● Exercise aim
Scan the entries below and report only how many lines contain "name".
------ Record set ------
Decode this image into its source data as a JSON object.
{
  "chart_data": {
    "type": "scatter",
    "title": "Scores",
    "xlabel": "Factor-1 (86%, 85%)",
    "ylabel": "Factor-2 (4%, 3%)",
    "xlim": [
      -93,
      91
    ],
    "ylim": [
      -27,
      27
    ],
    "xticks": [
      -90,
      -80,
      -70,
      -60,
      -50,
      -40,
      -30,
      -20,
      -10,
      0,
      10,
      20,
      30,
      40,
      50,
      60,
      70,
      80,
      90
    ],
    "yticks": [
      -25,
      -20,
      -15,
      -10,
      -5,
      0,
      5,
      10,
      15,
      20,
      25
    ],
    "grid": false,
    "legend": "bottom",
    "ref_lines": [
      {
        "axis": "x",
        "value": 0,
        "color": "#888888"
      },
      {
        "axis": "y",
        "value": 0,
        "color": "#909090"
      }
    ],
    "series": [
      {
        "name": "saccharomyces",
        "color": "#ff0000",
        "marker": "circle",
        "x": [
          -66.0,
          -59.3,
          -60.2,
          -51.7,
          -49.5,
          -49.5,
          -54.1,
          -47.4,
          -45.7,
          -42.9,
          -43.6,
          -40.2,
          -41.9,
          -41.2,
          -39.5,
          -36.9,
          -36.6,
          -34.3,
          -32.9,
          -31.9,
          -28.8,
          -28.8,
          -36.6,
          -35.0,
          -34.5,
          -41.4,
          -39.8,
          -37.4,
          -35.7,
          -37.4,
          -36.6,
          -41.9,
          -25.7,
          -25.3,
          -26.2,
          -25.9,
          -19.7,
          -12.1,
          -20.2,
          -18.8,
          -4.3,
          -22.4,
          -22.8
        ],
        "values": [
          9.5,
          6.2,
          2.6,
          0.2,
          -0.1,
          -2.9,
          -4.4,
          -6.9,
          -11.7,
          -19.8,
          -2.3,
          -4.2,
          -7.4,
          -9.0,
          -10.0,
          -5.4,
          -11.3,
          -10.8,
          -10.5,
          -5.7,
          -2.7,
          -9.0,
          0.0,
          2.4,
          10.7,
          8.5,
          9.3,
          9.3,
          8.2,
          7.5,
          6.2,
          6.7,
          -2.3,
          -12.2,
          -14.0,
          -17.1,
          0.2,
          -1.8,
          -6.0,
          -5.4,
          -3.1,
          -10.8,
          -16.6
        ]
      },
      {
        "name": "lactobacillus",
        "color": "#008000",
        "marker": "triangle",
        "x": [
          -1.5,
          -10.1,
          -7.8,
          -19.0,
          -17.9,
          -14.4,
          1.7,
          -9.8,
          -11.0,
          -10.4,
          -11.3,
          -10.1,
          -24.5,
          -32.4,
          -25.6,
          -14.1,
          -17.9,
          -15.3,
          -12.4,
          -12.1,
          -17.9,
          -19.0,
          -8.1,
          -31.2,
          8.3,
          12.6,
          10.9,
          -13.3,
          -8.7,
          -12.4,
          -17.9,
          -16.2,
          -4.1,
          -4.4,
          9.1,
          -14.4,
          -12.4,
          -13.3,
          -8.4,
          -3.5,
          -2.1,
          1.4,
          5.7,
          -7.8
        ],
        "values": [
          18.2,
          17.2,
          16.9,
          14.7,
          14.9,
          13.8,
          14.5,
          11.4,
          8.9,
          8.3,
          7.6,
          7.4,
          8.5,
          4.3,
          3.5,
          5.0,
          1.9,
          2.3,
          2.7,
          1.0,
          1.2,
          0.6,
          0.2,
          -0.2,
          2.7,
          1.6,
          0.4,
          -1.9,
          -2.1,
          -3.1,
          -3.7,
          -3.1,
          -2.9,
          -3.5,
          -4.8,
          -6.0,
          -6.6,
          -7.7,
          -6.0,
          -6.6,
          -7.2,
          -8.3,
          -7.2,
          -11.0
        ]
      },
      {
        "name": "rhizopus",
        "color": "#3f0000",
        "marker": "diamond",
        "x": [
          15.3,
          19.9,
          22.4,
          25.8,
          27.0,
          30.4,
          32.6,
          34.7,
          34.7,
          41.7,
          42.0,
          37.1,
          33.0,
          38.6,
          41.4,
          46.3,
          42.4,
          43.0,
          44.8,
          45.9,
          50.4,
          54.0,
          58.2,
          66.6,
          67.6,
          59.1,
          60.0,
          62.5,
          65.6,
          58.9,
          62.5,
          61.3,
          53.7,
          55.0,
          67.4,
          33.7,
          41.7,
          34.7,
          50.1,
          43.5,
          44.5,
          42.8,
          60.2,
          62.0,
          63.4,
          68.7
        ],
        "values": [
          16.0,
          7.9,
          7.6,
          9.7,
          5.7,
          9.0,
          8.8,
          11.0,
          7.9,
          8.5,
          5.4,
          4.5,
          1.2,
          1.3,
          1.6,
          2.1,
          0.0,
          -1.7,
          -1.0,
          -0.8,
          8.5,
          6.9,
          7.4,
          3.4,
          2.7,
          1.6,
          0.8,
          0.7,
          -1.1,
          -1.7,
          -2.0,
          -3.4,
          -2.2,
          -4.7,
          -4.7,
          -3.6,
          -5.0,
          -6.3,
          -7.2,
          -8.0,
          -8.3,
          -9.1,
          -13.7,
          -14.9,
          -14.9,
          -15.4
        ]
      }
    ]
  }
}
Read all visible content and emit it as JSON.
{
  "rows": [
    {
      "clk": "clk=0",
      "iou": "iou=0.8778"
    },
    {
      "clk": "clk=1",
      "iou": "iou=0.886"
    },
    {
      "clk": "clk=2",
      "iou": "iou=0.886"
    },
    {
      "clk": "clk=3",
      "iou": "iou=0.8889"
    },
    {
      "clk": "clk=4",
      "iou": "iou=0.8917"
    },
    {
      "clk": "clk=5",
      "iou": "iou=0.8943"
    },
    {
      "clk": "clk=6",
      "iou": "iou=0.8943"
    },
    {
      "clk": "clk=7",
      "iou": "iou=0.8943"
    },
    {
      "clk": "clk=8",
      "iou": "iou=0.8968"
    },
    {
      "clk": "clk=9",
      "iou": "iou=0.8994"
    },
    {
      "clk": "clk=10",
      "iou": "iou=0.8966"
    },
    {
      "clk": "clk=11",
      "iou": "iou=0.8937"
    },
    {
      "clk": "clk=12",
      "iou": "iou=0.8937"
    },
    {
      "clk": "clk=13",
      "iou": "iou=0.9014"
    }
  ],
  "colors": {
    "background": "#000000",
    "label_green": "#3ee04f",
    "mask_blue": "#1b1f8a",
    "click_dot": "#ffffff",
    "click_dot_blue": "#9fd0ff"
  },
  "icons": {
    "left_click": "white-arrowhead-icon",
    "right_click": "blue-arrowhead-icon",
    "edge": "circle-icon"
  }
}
------
● Answer to this problem
3